## Start Records for processing

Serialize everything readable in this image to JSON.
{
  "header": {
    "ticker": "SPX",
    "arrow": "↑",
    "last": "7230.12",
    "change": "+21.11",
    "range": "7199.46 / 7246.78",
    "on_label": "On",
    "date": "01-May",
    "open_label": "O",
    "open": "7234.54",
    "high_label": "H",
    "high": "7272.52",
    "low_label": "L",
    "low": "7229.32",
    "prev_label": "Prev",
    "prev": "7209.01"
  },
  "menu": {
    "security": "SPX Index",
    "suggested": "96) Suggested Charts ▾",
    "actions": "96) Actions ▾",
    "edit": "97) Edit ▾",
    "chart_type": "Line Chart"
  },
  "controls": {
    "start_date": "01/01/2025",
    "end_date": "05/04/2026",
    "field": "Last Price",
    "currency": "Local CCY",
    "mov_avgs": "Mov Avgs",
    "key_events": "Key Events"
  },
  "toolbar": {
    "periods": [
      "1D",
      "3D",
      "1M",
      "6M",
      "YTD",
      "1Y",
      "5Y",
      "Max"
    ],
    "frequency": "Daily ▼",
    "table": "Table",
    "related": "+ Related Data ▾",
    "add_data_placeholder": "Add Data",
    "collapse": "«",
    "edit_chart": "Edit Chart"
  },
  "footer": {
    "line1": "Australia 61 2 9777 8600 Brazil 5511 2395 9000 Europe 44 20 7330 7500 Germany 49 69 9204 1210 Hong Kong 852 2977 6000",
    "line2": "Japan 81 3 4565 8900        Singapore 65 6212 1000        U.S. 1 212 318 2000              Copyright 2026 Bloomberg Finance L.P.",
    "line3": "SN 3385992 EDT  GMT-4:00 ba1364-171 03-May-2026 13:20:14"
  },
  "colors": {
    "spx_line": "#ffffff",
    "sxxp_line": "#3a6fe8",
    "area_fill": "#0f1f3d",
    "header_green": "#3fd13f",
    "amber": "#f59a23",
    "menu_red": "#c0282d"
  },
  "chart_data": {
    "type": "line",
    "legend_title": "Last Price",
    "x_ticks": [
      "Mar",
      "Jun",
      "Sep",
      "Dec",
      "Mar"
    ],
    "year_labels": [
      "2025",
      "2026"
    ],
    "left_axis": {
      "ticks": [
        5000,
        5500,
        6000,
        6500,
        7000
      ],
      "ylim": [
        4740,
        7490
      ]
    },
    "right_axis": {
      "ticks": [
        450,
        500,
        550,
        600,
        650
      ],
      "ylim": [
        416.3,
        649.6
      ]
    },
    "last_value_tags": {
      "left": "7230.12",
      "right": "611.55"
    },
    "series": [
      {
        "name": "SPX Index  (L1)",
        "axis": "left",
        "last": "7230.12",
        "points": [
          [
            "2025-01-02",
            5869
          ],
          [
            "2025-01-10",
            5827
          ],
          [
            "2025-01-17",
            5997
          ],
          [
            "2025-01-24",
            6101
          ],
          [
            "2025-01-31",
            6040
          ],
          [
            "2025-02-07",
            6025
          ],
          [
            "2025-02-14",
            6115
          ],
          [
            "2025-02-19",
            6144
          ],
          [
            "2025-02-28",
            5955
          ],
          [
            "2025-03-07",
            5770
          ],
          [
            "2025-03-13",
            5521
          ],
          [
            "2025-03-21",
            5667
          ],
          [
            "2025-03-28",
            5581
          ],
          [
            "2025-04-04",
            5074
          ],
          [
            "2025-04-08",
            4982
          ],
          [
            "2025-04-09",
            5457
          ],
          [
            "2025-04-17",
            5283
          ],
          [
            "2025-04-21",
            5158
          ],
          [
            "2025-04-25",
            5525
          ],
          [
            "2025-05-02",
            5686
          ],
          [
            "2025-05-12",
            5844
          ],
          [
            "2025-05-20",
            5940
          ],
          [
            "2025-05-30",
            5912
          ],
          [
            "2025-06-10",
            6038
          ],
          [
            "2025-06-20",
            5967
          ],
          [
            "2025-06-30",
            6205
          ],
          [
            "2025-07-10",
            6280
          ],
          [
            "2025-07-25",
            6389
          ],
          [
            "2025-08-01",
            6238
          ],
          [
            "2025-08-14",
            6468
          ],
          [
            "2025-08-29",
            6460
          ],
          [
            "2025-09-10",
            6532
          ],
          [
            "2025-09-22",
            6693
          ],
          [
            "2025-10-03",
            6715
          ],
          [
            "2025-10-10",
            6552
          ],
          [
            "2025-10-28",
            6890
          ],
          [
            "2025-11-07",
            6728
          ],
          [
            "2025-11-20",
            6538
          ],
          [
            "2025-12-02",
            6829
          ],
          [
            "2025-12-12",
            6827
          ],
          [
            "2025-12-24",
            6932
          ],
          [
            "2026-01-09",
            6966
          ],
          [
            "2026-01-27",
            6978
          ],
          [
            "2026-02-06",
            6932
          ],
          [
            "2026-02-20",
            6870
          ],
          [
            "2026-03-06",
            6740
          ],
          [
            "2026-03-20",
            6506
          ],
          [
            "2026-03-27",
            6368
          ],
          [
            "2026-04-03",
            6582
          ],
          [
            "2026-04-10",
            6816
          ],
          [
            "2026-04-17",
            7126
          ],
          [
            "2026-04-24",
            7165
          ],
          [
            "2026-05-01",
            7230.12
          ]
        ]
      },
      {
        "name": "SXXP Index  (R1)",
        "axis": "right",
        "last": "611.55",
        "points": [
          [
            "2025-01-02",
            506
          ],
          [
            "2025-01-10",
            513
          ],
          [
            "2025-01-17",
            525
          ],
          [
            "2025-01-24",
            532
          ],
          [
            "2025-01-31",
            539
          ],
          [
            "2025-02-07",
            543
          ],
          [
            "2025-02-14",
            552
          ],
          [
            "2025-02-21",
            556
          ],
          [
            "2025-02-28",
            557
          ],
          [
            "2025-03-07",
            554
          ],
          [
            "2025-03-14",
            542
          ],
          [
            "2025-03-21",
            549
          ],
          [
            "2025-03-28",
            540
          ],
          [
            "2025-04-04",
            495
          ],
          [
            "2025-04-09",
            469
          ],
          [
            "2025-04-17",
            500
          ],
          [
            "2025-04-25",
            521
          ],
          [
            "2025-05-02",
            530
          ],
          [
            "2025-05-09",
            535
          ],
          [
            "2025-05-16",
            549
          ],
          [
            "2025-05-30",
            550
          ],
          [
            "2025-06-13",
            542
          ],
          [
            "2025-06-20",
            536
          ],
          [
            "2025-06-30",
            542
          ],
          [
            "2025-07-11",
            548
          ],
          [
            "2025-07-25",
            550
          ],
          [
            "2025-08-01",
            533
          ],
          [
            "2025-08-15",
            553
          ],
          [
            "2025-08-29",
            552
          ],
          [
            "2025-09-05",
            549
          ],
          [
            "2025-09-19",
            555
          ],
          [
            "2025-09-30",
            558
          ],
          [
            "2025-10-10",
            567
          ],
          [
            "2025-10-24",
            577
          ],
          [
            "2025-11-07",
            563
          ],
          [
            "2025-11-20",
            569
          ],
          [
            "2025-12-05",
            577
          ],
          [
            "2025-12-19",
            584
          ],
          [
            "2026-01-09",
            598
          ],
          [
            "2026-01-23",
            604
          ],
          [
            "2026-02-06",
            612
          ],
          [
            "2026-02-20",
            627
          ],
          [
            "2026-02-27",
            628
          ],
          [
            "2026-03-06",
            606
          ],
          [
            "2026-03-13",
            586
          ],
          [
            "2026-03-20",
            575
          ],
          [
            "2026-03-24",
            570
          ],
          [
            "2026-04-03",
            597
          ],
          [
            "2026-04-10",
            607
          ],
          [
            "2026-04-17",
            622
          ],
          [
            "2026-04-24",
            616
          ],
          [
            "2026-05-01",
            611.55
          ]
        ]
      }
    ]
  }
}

## End Records for processing

> _Directions_: Repeat the listing in full, keeping every line exactly as it is.

> _Finished exercise_:
Serialize everything readable in this image to JSON.
{
  "header": {
    "ticker": "SPX",
    "arrow": "↑",
    "last": "7230.12",
    "change": "+21.11",
    "range": "7199.46 / 7246.78",
    "on_label": "On",
    "date": "01-May",
    "open_label": "O",
    "open": "7234.54",
    "high_label": "H",
    "high": "7272.52",
    "low_label": "L",
    "low": "7229.32",
    "prev_label": "Prev",
    "prev": "7209.01"
  },
  "menu": {
    "security": "SPX Index",
    "suggested": "96) Suggested Charts ▾",
    "actions": "96) Actions ▾",
    "edit": "97) Edit ▾",
    "chart_type": "Line Chart"
  },
  "controls": {
    "start_date": "01/01/2025",
    "end_date": "05/04/2026",
    "field": "Last Price",
    "currency": "Local CCY",
    "mov_avgs": "Mov Avgs",
    "key_events": "Key Events"
  },
  "toolbar": {
    "periods": [
      "1D",
      "3D",
      "1M",
      "6M",
      "YTD",
      "1Y",
      "5Y",
      "Max"
    ],
    "frequency": "Daily ▼",
    "table": "Table",
    "related": "+ Related Data ▾",
    "add_data_placeholder": "Add Data",
    "collapse": "«",
    "edit_chart": "Edit Chart"
  },
  "footer": {
    "line1": "Australia 61 2 9777 8600 Brazil 5511 2395 9000 Europe 44 20 7330 7500 Germany 49 69 9204 1210 Hong Kong 852 2977 6000",
    "line2": "Japan 81 3 4565 8900        Singapore 65 6212 1000        U.S. 1 212 318 2000              Copyright 2026 Bloomberg Finance L.P.",
    "line3": "SN 3385992 EDT  GMT-4:00 ba1364-171 03-May-2026 13:20:14"
  },
  "colors": {
    "spx_line": "#ffffff",
    "sxxp_line": "#3a6fe8",
    "area_fill": "#0f1f3d",
    "header_green": "#3fd13f",
    "amber": "#f59a23",
    "menu_red": "#c0282d"
  },
  "chart_data": {
    "type": "line",
    "legend_title": "Last Price",
    "x_ticks": [
      "Mar",
      "Jun",
      "Sep",
      "Dec",
      "Mar"
    ],
    "year_labels": [
      "2025",
      "2026"
    ],
    "left_axis": {
      "ticks": [
        5000,
        5500,
        6000,
        6500,
        7000
      ],
      "ylim": [
        4740,
        7490
      ]
    },
    "right_axis": {
      "ticks": [
        450,
        500,
        550,
        600,
        650
      ],
      "ylim": [
        416.3,
        649.6
      ]
    },
    "last_value_tags": {
      "left": "7230.12",
      "right": "611.55"
    },
    "series": [
      {
        "name": "SPX Index  (L1)",
        "axis": "left",
        "last": "7230.12",
        "points": [
          [
            "2025-01-02",
            5869
          ],
          [
            "2025-01-10",
            5827
          ],
          [
            "2025-01-17",
            5997
          ],
          [
            "2025-01-24",
            6101
          ],
          [
            "2025-01-31",
            6040
          ],
          [
            "2025-02-07",
            6025
          ],
          [
            "2025-02-14",
            6115
          ],
          [
            "2025-02-19",
            6144
          ],
          [
            "2025-02-28",
            5955
          ],
          [
            "2025-03-07",
            5770
          ],
          [
            "2025-03-13",
            5521
          ],
          [
            "2025-03-21",
            5667
          ],
          [
            "2025-03-28",
            5581
          ],
          [
            "2025-04-04",
            5074
          ],
          [
            "2025-04-08",
            4982
          ],
          [
            "2025-04-09",
            5457
          ],
          [
            "2025-04-17",
            5283
          ],
          [
            "2025-04-21",
            5158
          ],
          [
            "2025-04-25",
            5525
          ],
          [
            "2025-05-02",
            5686
          ],
          [
            "2025-05-12",
            5844
          ],
          [
            "2025-05-20",
            5940
          ],
          [
            "2025-05-30",
            5912
          ],
          [
            "2025-06-10",
            6038
          ],
          [
            "2025-06-20",
            5967
          ],
          [
            "2025-06-30",
            6205
          ],
          [
            "2025-07-10",
            6280
          ],
          [
            "2025-07-25",
            6389
          ],
          [
            "2025-08-01",
            6238
          ],
          [
            "2025-08-14",
            6468
          ],
          [
            "2025-08-29",
            6460
          ],
          [
            "2025-09-10",
            6532
          ],
          [
            "2025-09-22",
            6693
          ],
          [
            "2025-10-03",
            6715
          ],
          [
            "2025-10-10",
            6552
          ],
          [
            "2025-10-28",
            6890
          ],
          [
            "2025-11-07",
            6728
          ],
          [
            "2025-11-20",
            6538
          ],
          [
            "2025-12-02",
            6829
          ],
          [
            "2025-12-12",
            6827
          ],
          [
            "2025-12-24",
            6932
          ],
          [
            "2026-01-09",
            6966
          ],
          [
            "2026-01-27",
            6978
          ],
          [
            "2026-02-06",
            6932
          ],
          [
            "2026-02-20",
            6870
          ],
          [
            "2026-03-06",
            6740
          ],
          [
            "2026-03-20",
            6506
          ],
          [
            "2026-03-27",
            6368
          ],
          [
            "2026-04-03",
            6582
          ],
          [
            "2026-04-10",
            6816
          ],
          [
            "2026-04-17",
            7126
          ],
          [
            "2026-04-24",
            7165
          ],
          [
            "2026-05-01",
            7230.12
          ]
        ]
      },
      {
        "name": "SXXP Index  (R1)",
        "axis": "right",
        "last": "611.55",
        "points": [
          [
            "2025-01-02",
            506
          ],
          [
            "2025-01-10",
            513
          ],
          [
            "2025-01-17",
            525
          ],
          [
            "2025-01-24",
            532
          ],
          [
            "2025-01-31",
            539
          ],
          [
            "2025-02-07",
            543
          ],
          [
            "2025-02-14",
            552
          ],
          [
            "2025-02-21",
            556
          ],
          [
            "2025-02-28",
            557
          ],
          [
            "2025-03-07",
            554
          ],
          [
            "2025-03-14",
            542
          ],
          [
            "2025-03-21",
            549
          ],
          [
            "2025-03-28",
            540
          ],
          [
            "2025-04-04",
            495
          ],
          [
            "2025-04-09",
            469
          ],
          [
            "2025-04-17",
            500
          ],
          [
            "2025-04-25",
            521
          ],
          [
            "2025-05-02",
            530
          ],
          [
            "2025-05-09",
            535
          ],
          [
            "2025-05-16",
            549
          ],
          [
            "2025-05-30",
            550
          ],
          [
            "2025-06-13",
            542
          ],
          [
            "2025-06-20",
            536
          ],
          [
            "2025-06-30",
            542
          ],
          [
            "2025-07-11",
            548
          ],
          [
            "2025-07-25",
            550
          ],
          [
            "2025-08-01",
            533
          ],
          [
            "2025-08-15",
            553
          ],
          [
            "2025-08-29",
            552
          ],
          [
            "2025-09-05",
            549
          ],
          [
            "2025-09-19",
            555
          ],
          [
            "2025-09-30",
            558
          ],
          [
            "2025-10-10",
            567
          ],
          [
            "2025-10-24",
            577
          ],
          [
            "2025-11-07",
            563
          ],
          [
            "2025-11-20",
            569
          ],
          [
            "2025-12-05",
            577
          ],
          [
            "2025-12-19",
            584
          ],
          [
            "2026-01-09",
            598
          ],
          [
            "2026-01-23",
            604
          ],
          [
            "2026-02-06",
            612
          ],
          [
            "2026-02-20",
            627
          ],
          [
            "2026-02-27",
            628
          ],
          [
            "2026-03-06",
            606
          ],
          [
            "2026-03-13",
            586
          ],
          [
            "2026-03-20",
            575
          ],
          [
            "2026-03-24",
            570
          ],
          [
            "2026-04-03",
            597
          ],
          [
            "2026-04-10",
            607
          ],
          [
            "2026-04-17",
            622
          ],
          [
            "2026-04-24",
            616
          ],
          [
            "2026-05-01",
            611.55
          ]
        ]
      }
    ]
  }
}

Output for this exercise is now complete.